Exercise> Give the total number of lines with the word "Shenston" in them, and no other words.
☆ ☆ ☆ ☆ ☆ ☆ ☆
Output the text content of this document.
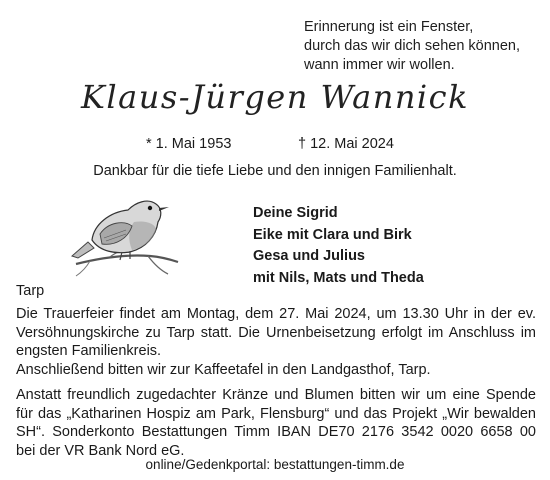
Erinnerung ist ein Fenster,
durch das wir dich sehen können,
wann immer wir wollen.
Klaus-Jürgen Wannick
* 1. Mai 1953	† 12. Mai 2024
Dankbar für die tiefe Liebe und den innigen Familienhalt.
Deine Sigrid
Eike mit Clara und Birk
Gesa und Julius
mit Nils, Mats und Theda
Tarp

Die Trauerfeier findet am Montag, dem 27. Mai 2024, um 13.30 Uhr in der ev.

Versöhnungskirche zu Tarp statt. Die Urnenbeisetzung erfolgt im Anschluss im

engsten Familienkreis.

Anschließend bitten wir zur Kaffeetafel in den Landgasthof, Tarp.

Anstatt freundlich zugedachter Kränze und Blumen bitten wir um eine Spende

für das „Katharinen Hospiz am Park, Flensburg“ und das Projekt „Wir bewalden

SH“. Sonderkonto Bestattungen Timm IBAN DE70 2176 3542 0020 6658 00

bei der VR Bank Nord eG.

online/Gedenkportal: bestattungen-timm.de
☆ ☆ ☆ ☆ ☆ ☆ ☆
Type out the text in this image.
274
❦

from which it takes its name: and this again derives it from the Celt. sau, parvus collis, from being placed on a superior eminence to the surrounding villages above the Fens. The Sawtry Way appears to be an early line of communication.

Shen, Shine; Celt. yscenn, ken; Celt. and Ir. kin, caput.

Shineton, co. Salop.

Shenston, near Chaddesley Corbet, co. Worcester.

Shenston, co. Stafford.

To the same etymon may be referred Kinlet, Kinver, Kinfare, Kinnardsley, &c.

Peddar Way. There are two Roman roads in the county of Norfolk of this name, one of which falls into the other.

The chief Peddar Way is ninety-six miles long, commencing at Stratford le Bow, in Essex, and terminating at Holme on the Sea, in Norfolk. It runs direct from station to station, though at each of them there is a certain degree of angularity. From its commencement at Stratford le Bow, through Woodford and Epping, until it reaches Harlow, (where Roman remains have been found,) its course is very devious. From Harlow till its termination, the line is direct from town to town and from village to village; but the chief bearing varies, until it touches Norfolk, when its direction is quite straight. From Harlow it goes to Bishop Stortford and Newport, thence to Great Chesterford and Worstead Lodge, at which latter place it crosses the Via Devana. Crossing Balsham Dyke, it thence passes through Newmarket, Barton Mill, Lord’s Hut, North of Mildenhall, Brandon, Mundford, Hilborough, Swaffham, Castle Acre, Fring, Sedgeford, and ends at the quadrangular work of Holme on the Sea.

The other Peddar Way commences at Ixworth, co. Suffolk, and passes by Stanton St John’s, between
☆ ☆ ☆ ☆ ☆ ☆ ☆
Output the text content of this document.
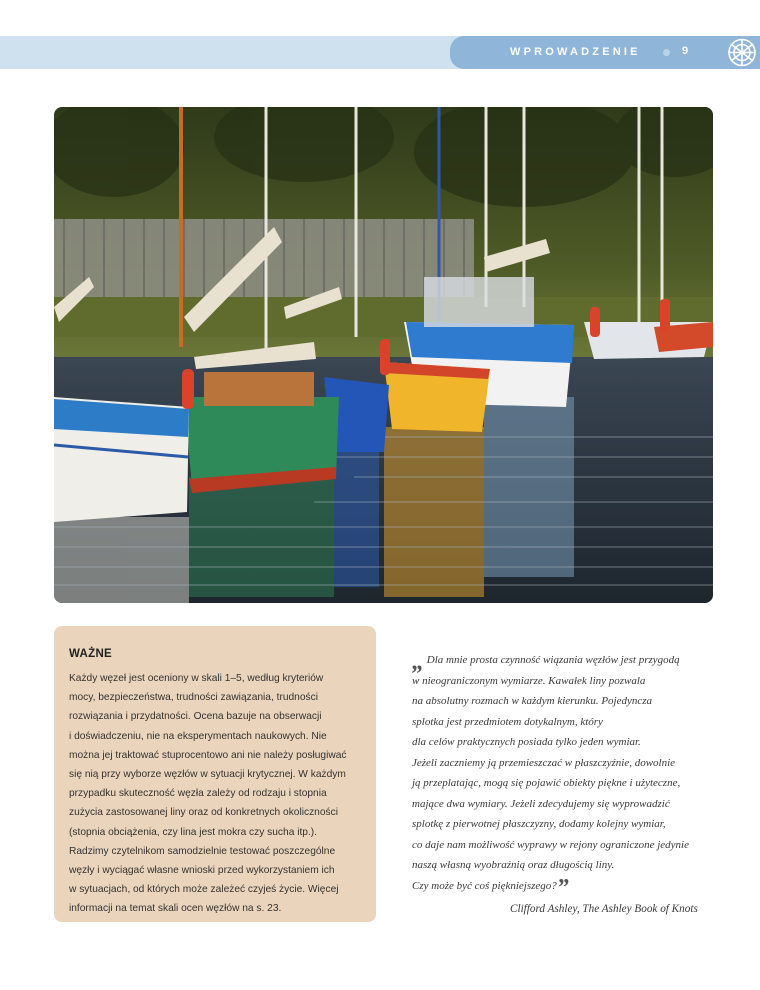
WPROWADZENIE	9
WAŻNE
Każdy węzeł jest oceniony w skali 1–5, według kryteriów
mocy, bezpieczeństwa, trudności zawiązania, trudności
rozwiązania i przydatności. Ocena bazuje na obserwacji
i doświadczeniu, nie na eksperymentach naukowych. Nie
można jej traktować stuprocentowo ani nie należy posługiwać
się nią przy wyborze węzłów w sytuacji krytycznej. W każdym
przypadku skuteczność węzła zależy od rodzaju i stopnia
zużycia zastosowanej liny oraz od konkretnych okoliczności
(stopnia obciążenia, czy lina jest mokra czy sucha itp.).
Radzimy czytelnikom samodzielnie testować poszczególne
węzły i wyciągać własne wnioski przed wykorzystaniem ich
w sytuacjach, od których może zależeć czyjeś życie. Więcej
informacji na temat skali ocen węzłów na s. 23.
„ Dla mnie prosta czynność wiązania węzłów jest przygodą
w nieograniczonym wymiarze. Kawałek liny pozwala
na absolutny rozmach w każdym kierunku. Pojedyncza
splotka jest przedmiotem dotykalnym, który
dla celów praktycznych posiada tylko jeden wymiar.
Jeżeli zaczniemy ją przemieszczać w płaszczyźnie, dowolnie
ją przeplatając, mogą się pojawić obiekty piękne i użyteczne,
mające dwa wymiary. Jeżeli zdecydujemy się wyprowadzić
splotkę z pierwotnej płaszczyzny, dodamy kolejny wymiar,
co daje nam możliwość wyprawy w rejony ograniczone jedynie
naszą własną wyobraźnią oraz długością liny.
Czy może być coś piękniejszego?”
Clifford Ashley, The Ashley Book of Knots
☆ ☆ ☆ ☆ ☆ ☆ ☆
Reply> 2